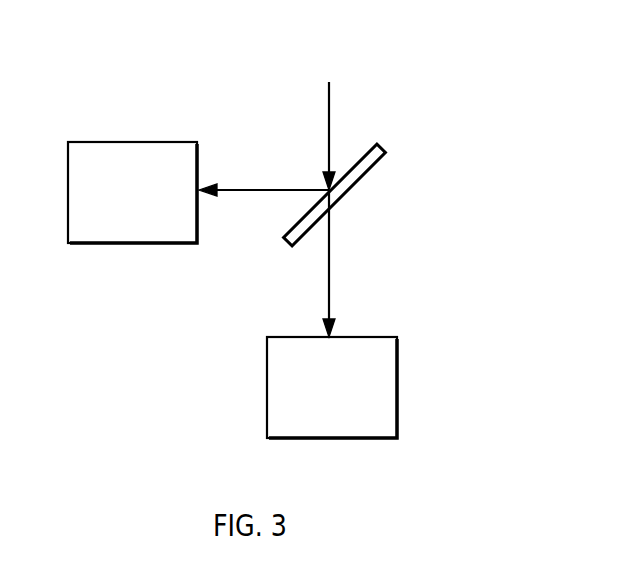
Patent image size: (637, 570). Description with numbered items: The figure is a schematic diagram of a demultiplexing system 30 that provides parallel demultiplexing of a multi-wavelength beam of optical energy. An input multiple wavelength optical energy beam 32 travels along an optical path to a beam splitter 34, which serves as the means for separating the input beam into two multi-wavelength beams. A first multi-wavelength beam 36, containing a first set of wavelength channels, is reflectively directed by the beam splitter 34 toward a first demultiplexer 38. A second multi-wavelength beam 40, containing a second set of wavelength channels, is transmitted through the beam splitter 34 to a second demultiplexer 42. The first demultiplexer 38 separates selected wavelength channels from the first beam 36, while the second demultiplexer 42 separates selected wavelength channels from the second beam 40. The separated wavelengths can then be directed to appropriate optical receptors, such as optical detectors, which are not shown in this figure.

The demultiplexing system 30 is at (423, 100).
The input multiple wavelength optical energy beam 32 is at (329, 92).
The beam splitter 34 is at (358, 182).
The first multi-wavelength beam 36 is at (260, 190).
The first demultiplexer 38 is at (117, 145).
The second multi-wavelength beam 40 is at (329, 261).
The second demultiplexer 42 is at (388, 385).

#####

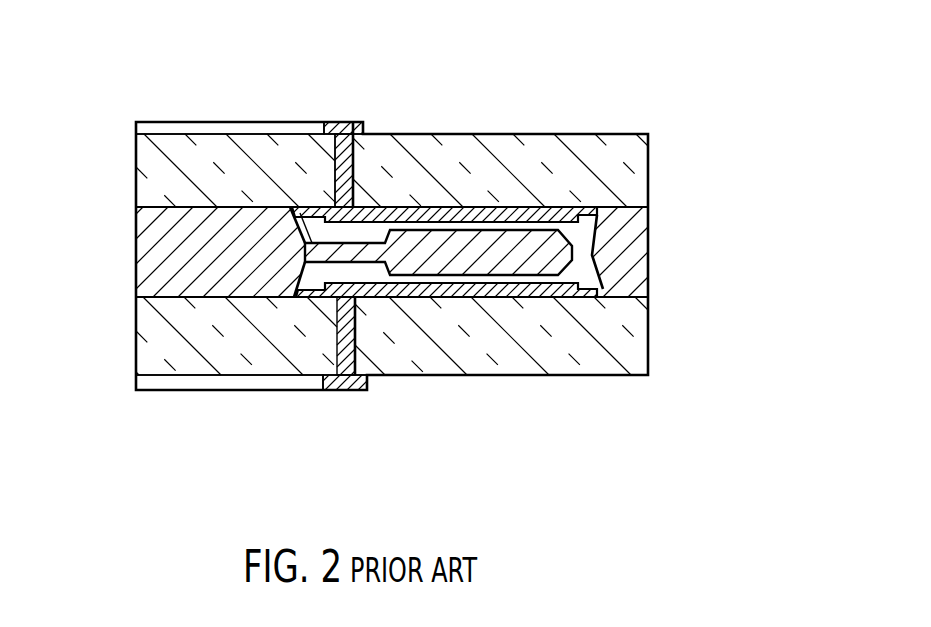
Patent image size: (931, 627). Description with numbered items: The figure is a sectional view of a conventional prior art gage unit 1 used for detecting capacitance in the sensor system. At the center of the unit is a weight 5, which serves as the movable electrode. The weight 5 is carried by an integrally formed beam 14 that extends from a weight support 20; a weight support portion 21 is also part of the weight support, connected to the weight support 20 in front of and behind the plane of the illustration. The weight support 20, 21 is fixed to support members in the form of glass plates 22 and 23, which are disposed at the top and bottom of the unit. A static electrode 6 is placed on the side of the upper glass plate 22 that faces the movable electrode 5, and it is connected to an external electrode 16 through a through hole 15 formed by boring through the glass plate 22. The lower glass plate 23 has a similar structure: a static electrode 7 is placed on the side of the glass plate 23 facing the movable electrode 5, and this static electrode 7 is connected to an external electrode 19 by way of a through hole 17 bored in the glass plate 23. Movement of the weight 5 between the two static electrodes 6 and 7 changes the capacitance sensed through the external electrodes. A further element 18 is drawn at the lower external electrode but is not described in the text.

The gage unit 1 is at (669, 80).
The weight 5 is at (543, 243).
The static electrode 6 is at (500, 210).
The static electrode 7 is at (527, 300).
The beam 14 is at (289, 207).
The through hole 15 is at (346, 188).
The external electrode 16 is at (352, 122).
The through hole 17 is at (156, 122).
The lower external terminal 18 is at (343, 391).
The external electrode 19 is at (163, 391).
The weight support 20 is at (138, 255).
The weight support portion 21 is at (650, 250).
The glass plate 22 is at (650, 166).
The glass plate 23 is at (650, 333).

#####

▶ _WRITTEN INSTRUCTION_
Reproduce the lines between the one holding "Patent image size: (931, 627)." and the one holding "The weight 5 is at (543, 243).", inclusive, swapping "sectional view" for "cross-section" and keeping everything else unchanged.

▶ _THE SOLUTION_
Patent image size: (931, 627). Description with numbered items: The figure is a cross-section of a conventional prior art gage unit 1 used for detecting capacitance in the sensor system. At the center of the unit is a weight 5, which serves as the movable electrode. The weight 5 is carried by an integrally formed beam 14 that extends from a weight support 20; a weight support portion 21 is also part of the weight support, connected to the weight support 20 in front of and behind the plane of the illustration. The weight support 20, 21 is fixed to support members in the form of glass plates 22 and 23, which are disposed at the top and bottom of the unit. A static electrode 6 is placed on the side of the upper glass plate 22 that faces the movable electrode 5, and it is connected to an external electrode 16 through a through hole 15 formed by boring through the glass plate 22. The lower glass plate 23 has a similar structure: a static electrode 7 is placed on the side of the glass plate 23 facing the movable electrode 5, and this static electrode 7 is connected to an external electrode 19 by way of a through hole 17 bored in the glass plate 23. Movement of the weight 5 between the two static electrodes 6 and 7 changes the capacitance sensed through the external electrodes. A further element 18 is drawn at the lower external electrode but is not described in the text.

The gage unit 1 is at (669, 80).
The weight 5 is at (543, 243).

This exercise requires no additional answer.